# Problem to solve:
Reproduce the entries exactly.
===== Information supplied
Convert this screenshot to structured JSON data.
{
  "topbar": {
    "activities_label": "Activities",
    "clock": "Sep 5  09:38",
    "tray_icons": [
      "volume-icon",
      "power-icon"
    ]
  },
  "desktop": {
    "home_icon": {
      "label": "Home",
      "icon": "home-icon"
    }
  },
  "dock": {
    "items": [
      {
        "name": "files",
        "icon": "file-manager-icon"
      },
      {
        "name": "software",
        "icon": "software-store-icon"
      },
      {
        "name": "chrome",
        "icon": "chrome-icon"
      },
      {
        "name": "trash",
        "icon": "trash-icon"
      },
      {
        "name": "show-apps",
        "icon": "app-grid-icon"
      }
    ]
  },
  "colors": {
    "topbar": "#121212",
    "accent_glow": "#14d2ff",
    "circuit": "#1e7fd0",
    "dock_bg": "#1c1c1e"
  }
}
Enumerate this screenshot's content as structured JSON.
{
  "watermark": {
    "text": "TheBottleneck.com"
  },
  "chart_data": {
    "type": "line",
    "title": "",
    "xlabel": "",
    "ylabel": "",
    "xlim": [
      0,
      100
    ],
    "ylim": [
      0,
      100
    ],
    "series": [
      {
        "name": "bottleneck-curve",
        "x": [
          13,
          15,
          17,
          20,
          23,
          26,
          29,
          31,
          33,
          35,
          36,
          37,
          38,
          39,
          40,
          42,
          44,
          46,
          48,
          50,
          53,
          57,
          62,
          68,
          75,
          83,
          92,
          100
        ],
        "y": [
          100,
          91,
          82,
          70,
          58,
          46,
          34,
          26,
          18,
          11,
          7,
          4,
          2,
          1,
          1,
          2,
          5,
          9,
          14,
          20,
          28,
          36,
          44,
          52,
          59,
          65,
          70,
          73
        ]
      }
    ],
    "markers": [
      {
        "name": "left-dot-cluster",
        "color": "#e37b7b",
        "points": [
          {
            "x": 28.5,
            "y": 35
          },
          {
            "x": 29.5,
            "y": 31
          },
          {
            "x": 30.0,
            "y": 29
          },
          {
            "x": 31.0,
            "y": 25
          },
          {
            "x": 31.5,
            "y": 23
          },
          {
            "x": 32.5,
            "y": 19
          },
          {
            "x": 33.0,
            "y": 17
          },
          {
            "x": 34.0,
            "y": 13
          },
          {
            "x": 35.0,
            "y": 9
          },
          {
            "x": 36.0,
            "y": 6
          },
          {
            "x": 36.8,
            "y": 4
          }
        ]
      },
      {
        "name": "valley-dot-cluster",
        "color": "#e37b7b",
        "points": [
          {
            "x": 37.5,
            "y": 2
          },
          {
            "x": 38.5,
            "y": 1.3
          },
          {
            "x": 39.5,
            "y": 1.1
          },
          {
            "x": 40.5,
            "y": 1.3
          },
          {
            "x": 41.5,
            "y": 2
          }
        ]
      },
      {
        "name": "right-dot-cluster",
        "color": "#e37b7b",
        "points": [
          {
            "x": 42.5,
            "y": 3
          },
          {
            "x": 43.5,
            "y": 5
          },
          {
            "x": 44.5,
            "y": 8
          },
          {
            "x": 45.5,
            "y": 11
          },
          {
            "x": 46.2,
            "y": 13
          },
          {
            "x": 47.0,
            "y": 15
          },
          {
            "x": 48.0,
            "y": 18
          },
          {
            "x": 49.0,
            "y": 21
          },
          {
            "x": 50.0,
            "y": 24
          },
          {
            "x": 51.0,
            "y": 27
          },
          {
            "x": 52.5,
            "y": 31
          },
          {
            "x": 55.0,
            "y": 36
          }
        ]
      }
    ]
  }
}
==========
# Written reply:
Convert this screenshot to structured JSON data.
{
  "topbar": {
    "activities_label": "Activities",
    "clock": "Sep 5  09:38",
    "tray_icons": [
      "volume-icon",
      "power-icon"
    ]
  },
  "desktop": {
    "home_icon": {
      "label": "Home",
      "icon": "home-icon"
    }
  },
  "dock": {
    "items": [
      {
        "name": "files",
        "icon": "file-manager-icon"
      },
      {
        "name": "software",
        "icon": "software-store-icon"
      },
      {
        "name": "chrome",
        "icon": "chrome-icon"
      },
      {
        "name": "trash",
        "icon": "trash-icon"
      },
      {
        "name": "show-apps",
        "icon": "app-grid-icon"
      }
    ]
  },
  "colors": {
    "topbar": "#121212",
    "accent_glow": "#14d2ff",
    "circuit": "#1e7fd0",
    "dock_bg": "#1c1c1e"
  }
}
Enumerate this screenshot's content as structured JSON.
{
  "watermark": {
    "text": "TheBottleneck.com"
  },
  "chart_data": {
    "type": "line",
    "title": "",
    "xlabel": "",
    "ylabel": "",
    "xlim": [
      0,
      100
    ],
    "ylim": [
      0,
      100
    ],
    "series": [
      {
        "name": "bottleneck-curve",
        "x": [
          13,
          15,
          17,
          20,
          23,
          26,
          29,
          31,
          33,
          35,
          36,
          37,
          38,
          39,
          40,
          42,
          44,
          46,
          48,
          50,
          53,
          57,
          62,
          68,
          75,
          83,
          92,
          100
        ],
        "y": [
          100,
          91,
          82,
          70,
          58,
          46,
          34,
          26,
          18,
          11,
          7,
          4,
          2,
          1,
          1,
          2,
          5,
          9,
          14,
          20,
          28,
          36,
          44,
          52,
          59,
          65,
          70,
          73
        ]
      }
    ],
    "markers": [
      {
        "name": "left-dot-cluster",
        "color": "#e37b7b",
        "points": [
          {
            "x": 28.5,
            "y": 35
          },
          {
            "x": 29.5,
            "y": 31
          },
          {
            "x": 30.0,
            "y": 29
          },
          {
            "x": 31.0,
            "y": 25
          },
          {
            "x": 31.5,
            "y": 23
          },
          {
            "x": 32.5,
            "y": 19
          },
          {
            "x": 33.0,
            "y": 17
          },
          {
            "x": 34.0,
            "y": 13
          },
          {
            "x": 35.0,
            "y": 9
          },
          {
            "x": 36.0,
            "y": 6
          },
          {
            "x": 36.8,
            "y": 4
          }
        ]
      },
      {
        "name": "valley-dot-cluster",
        "color": "#e37b7b",
        "points": [
          {
            "x": 37.5,
            "y": 2
          },
          {
            "x": 38.5,
            "y": 1.3
          },
          {
            "x": 39.5,
            "y": 1.1
          },
          {
            "x": 40.5,
            "y": 1.3
          },
          {
            "x": 41.5,
            "y": 2
          }
        ]
      },
      {
        "name": "right-dot-cluster",
        "color": "#e37b7b",
        "points": [
          {
            "x": 42.5,
            "y": 3
          },
          {
            "x": 43.5,
            "y": 5
          },
          {
            "x": 44.5,
            "y": 8
          },
          {
            "x": 45.5,
            "y": 11
          },
          {
            "x": 46.2,
            "y": 13
          },
          {
            "x": 47.0,
            "y": 15
          },
          {
            "x": 48.0,
            "y": 18
          },
          {
            "x": 49.0,
            "y": 21
          },
          {
            "x": 50.0,
            "y": 24
          },
          {
            "x": 51.0,
            "y": 27
          },
          {
            "x": 52.5,
            "y": 31
          },
          {
            "x": 55.0,
            "y": 36
          }
        ]
      }
    ]
  }
}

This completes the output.